(Written request):
Gather each line of the records where "skins" appears.

/---

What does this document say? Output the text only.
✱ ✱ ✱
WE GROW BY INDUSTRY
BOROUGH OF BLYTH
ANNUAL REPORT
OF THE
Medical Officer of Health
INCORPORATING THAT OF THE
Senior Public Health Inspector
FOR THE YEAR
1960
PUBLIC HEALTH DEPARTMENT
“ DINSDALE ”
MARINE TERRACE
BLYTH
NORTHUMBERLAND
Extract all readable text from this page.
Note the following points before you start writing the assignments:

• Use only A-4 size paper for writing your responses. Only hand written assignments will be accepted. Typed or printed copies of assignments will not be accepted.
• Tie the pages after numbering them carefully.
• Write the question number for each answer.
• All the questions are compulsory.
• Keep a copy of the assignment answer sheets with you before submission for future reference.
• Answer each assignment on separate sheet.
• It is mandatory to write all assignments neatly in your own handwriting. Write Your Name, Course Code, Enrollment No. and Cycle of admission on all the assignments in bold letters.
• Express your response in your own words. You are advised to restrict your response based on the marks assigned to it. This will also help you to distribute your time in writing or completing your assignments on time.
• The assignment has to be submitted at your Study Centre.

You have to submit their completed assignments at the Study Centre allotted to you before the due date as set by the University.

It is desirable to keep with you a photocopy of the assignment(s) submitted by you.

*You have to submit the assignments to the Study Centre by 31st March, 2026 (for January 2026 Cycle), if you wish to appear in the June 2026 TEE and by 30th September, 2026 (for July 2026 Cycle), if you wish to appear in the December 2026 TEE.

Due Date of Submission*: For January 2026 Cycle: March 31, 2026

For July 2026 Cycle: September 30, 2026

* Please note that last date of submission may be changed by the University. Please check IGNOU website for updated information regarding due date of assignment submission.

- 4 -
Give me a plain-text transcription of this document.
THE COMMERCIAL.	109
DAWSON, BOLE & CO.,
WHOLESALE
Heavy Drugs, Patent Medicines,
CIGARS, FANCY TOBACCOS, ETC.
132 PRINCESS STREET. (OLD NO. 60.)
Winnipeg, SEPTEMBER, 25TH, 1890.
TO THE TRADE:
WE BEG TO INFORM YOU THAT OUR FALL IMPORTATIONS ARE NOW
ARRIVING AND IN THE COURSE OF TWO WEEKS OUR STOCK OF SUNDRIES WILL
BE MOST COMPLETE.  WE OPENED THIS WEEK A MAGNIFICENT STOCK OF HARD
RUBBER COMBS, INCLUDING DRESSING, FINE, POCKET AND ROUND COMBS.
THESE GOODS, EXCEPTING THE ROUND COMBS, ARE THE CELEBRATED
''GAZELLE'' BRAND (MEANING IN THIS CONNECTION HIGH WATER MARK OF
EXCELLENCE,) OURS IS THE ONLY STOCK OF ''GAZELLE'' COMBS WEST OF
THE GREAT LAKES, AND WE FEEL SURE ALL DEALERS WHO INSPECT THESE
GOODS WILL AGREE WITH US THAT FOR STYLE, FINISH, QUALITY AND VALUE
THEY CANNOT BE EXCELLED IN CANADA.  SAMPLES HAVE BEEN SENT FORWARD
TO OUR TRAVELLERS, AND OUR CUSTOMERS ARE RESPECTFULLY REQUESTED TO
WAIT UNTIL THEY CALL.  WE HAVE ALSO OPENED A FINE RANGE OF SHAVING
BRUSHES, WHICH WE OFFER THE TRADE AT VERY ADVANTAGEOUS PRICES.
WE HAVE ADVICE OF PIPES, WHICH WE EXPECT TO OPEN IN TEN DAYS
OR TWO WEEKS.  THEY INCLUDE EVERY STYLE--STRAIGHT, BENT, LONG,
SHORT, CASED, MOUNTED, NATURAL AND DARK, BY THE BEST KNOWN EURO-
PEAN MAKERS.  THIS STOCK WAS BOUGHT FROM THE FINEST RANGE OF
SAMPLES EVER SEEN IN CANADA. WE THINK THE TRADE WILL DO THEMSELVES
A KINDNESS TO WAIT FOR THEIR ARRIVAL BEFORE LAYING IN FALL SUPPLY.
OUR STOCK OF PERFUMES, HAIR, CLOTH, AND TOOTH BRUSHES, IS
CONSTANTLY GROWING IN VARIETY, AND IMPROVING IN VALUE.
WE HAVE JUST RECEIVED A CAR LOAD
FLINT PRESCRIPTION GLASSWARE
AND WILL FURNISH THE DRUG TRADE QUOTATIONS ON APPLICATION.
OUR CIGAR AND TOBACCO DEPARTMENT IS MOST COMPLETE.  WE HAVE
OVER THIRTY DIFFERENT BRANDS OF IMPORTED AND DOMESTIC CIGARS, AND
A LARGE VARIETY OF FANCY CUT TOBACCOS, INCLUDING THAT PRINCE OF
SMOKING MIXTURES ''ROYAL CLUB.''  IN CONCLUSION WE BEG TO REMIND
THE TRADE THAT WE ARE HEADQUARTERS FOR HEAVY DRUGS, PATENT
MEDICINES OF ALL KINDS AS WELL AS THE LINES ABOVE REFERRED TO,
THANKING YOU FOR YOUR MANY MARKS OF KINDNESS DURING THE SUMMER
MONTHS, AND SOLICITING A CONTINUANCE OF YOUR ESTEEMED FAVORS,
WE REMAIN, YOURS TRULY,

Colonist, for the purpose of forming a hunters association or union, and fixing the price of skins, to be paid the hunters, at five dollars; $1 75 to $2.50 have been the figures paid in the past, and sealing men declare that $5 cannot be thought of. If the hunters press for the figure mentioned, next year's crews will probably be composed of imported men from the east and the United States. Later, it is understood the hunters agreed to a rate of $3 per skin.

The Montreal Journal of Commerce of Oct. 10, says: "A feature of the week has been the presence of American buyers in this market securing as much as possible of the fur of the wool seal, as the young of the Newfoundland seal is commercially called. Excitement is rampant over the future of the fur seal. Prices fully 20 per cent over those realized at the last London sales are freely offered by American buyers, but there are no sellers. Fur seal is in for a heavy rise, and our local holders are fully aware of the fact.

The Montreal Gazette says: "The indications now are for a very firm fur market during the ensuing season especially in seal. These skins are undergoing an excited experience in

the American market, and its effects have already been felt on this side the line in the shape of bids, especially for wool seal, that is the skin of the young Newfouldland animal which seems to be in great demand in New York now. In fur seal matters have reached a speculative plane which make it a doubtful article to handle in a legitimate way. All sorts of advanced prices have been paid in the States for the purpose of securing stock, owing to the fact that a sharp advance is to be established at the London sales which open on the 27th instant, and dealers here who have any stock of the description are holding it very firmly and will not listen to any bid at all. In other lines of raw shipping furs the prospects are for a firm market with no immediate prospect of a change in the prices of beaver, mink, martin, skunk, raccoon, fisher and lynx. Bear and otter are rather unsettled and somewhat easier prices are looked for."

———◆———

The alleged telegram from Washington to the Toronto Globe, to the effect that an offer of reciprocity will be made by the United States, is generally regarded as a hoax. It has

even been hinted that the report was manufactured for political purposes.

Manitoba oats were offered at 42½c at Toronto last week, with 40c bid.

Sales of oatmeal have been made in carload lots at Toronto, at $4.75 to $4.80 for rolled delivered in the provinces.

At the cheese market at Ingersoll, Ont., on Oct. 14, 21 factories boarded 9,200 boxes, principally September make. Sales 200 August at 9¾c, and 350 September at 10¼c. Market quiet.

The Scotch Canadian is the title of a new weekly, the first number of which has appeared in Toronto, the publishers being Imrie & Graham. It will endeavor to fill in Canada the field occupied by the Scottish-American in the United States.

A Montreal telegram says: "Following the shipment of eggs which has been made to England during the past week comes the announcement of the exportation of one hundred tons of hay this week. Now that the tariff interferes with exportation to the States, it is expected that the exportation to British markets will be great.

\---

(Response):
Colonist, for the purpose of forming a hunters association or union, and fixing the price of skins, to be paid the hunters, at five dollars; $1 75 to $2.50 have been the figures paid in the past, and sealing men declare that $5 cannot be thought of. If the hunters press for the figure mentioned, next year's crews will probably be composed of imported men from the east and the United States. Later, it is understood the hunters agreed to a rate of $3 per skin.
The Montreal Gazette says: "The indications now are for a very firm fur market during the ensuing season especially in seal. These skins are undergoing an excited experience in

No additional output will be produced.